What this task involves -> Below is a listing to transcribe in full and exactly; keep the pictures out.

Entries provided ->

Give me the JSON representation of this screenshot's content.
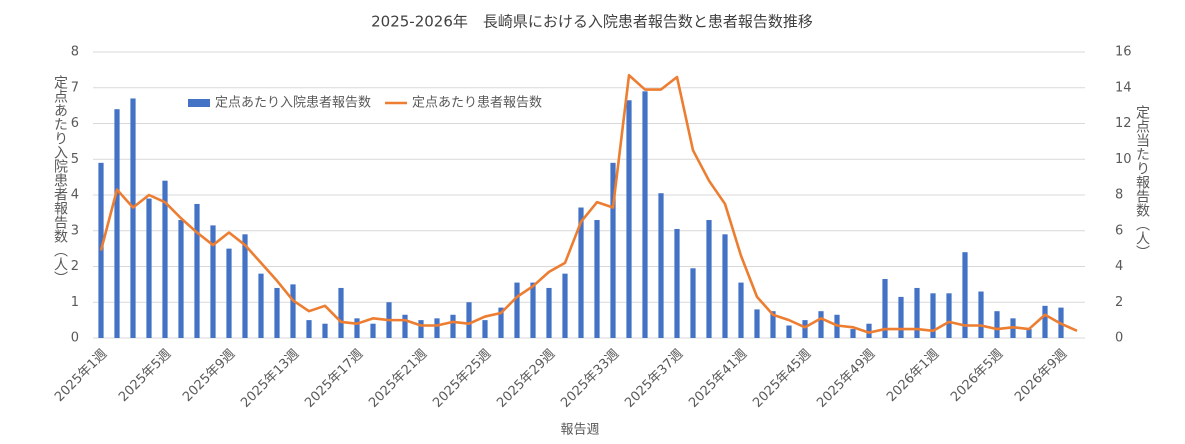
{
  "chart_data": {
    "type": "bar-line",
    "title": "2025-2026年　長崎県における入院患者報告数と患者報告数推移",
    "x_label": "報告週",
    "y_label": "定点あたり入院患者報告数（人）",
    "y2_label": "定点当たり報告数（人）",
    "categories": [
      "2025年1週",
      null,
      null,
      null,
      "2025年5週",
      null,
      null,
      null,
      "2025年9週",
      null,
      null,
      null,
      "2025年13週",
      null,
      null,
      null,
      "2025年17週",
      null,
      null,
      null,
      "2025年21週",
      null,
      null,
      null,
      "2025年25週",
      null,
      null,
      null,
      "2025年29週",
      null,
      null,
      null,
      "2025年33週",
      null,
      null,
      null,
      "2025年37週",
      null,
      null,
      null,
      "2025年41週",
      null,
      null,
      null,
      "2025年45週",
      null,
      null,
      null,
      "2025年49週",
      null,
      null,
      null,
      "2026年1週",
      null,
      null,
      null,
      "2026年5週",
      null,
      null,
      null,
      "2026年9週",
      null
    ],
    "ylim": [
      0,
      8
    ],
    "yticks": [
      0,
      1,
      2,
      3,
      4,
      5,
      6,
      7,
      8
    ],
    "y2lim": [
      0,
      16
    ],
    "y2ticks": [
      0,
      2,
      4,
      6,
      8,
      10,
      12,
      14,
      16
    ],
    "grid": true,
    "legend": "top-left",
    "series": [
      {
        "name": "定点あたり入院患者報告数",
        "type": "bar",
        "color": "#4472c4",
        "values": [
          4.9,
          6.4,
          6.7,
          3.9,
          4.4,
          3.3,
          3.75,
          3.15,
          2.5,
          2.9,
          1.8,
          1.4,
          1.5,
          0.5,
          0.4,
          1.4,
          0.55,
          0.4,
          1.0,
          0.65,
          0.5,
          0.55,
          0.65,
          1.0,
          0.5,
          0.85,
          1.55,
          1.55,
          1.4,
          1.8,
          3.65,
          3.3,
          4.9,
          6.65,
          6.9,
          4.05,
          3.05,
          1.95,
          3.3,
          2.9,
          1.55,
          0.8,
          0.75,
          0.35,
          0.5,
          0.75,
          0.65,
          0.25,
          0.4,
          1.65,
          1.15,
          1.4,
          1.25,
          1.25,
          2.4,
          1.3,
          0.75,
          0.55,
          0.25,
          0.9,
          0.85,
          null
        ]
      },
      {
        "name": "定点あたり患者報告数",
        "type": "line",
        "axis": "y2",
        "color": "#ed7d31",
        "values": [
          4.9,
          8.3,
          7.3,
          8.0,
          7.6,
          6.7,
          5.9,
          5.2,
          5.9,
          5.2,
          4.2,
          3.2,
          2.1,
          1.5,
          1.8,
          0.9,
          0.8,
          1.1,
          1.0,
          1.0,
          0.7,
          0.7,
          0.9,
          0.8,
          1.2,
          1.4,
          2.3,
          2.9,
          3.7,
          4.2,
          6.5,
          7.6,
          7.3,
          14.7,
          13.9,
          13.9,
          14.6,
          10.5,
          8.8,
          7.5,
          4.6,
          2.3,
          1.3,
          1.0,
          0.6,
          1.1,
          0.7,
          0.6,
          0.3,
          0.5,
          0.5,
          0.5,
          0.4,
          0.9,
          0.7,
          0.7,
          0.5,
          0.6,
          0.5,
          1.3,
          0.8,
          0.4
        ]
      }
    ]
  }
}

Response to the task ->
Give me the JSON representation of this screenshot's content.
{
  "chart_data": {
    "type": "bar-line",
    "title": "2025-2026年　長崎県における入院患者報告数と患者報告数推移",
    "x_label": "報告週",
    "y_label": "定点あたり入院患者報告数（人）",
    "y2_label": "定点当たり報告数（人）",
    "categories": [
      "2025年1週",
      null,
      null,
      null,
      "2025年5週",
      null,
      null,
      null,
      "2025年9週",
      null,
      null,
      null,
      "2025年13週",
      null,
      null,
      null,
      "2025年17週",
      null,
      null,
      null,
      "2025年21週",
      null,
      null,
      null,
      "2025年25週",
      null,
      null,
      null,
      "2025年29週",
      null,
      null,
      null,
      "2025年33週",
      null,
      null,
      null,
      "2025年37週",
      null,
      null,
      null,
      "2025年41週",
      null,
      null,
      null,
      "2025年45週",
      null,
      null,
      null,
      "2025年49週",
      null,
      null,
      null,
      "2026年1週",
      null,
      null,
      null,
      "2026年5週",
      null,
      null,
      null,
      "2026年9週",
      null
    ],
    "ylim": [
      0,
      8
    ],
    "yticks": [
      0,
      1,
      2,
      3,
      4,
      5,
      6,
      7,
      8
    ],
    "y2lim": [
      0,
      16
    ],
    "y2ticks": [
      0,
      2,
      4,
      6,
      8,
      10,
      12,
      14,
      16
    ],
    "grid": true,
    "legend": "top-left",
    "series": [
      {
        "name": "定点あたり入院患者報告数",
        "type": "bar",
        "color": "#4472c4",
        "values": [
          4.9,
          6.4,
          6.7,
          3.9,
          4.4,
          3.3,
          3.75,
          3.15,
          2.5,
          2.9,
          1.8,
          1.4,
          1.5,
          0.5,
          0.4,
          1.4,
          0.55,
          0.4,
          1.0,
          0.65,
          0.5,
          0.55,
          0.65,
          1.0,
          0.5,
          0.85,
          1.55,
          1.55,
          1.4,
          1.8,
          3.65,
          3.3,
          4.9,
          6.65,
          6.9,
          4.05,
          3.05,
          1.95,
          3.3,
          2.9,
          1.55,
          0.8,
          0.75,
          0.35,
          0.5,
          0.75,
          0.65,
          0.25,
          0.4,
          1.65,
          1.15,
          1.4,
          1.25,
          1.25,
          2.4,
          1.3,
          0.75,
          0.55,
          0.25,
          0.9,
          0.85,
          null
        ]
      },
      {
        "name": "定点あたり患者報告数",
        "type": "line",
        "axis": "y2",
        "color": "#ed7d31",
        "values": [
          4.9,
          8.3,
          7.3,
          8.0,
          7.6,
          6.7,
          5.9,
          5.2,
          5.9,
          5.2,
          4.2,
          3.2,
          2.1,
          1.5,
          1.8,
          0.9,
          0.8,
          1.1,
          1.0,
          1.0,
          0.7,
          0.7,
          0.9,
          0.8,
          1.2,
          1.4,
          2.3,
          2.9,
          3.7,
          4.2,
          6.5,
          7.6,
          7.3,
          14.7,
          13.9,
          13.9,
          14.6,
          10.5,
          8.8,
          7.5,
          4.6,
          2.3,
          1.3,
          1.0,
          0.6,
          1.1,
          0.7,
          0.6,
          0.3,
          0.5,
          0.5,
          0.5,
          0.4,
          0.9,
          0.7,
          0.7,
          0.5,
          0.6,
          0.5,
          1.3,
          0.8,
          0.4
        ]
      }
    ]
  }
}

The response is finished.